§ **Exercise brief**: Pick out all lines with the word "United" from the records that follow.

* start Data for this exercise *

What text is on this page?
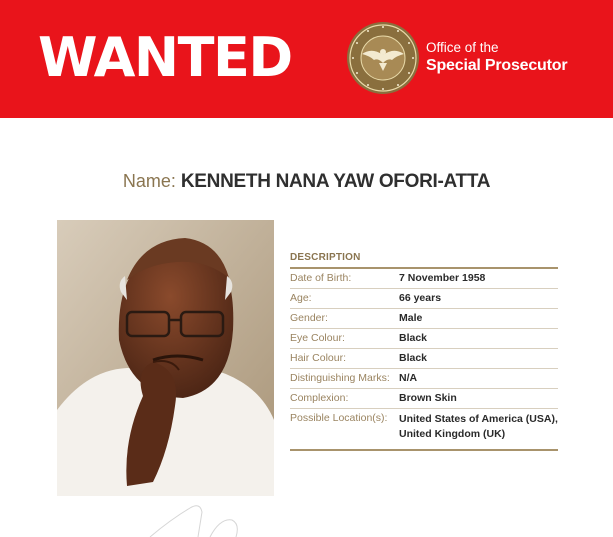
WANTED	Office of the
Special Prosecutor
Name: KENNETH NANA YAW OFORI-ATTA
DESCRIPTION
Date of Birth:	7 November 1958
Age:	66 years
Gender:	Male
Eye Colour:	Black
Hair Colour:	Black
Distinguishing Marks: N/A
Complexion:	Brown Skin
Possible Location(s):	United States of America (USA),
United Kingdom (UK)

* end Data for this exercise *

§ **Solution for this problem**:
Possible Location(s):	United States of America (USA),
United Kingdom (UK)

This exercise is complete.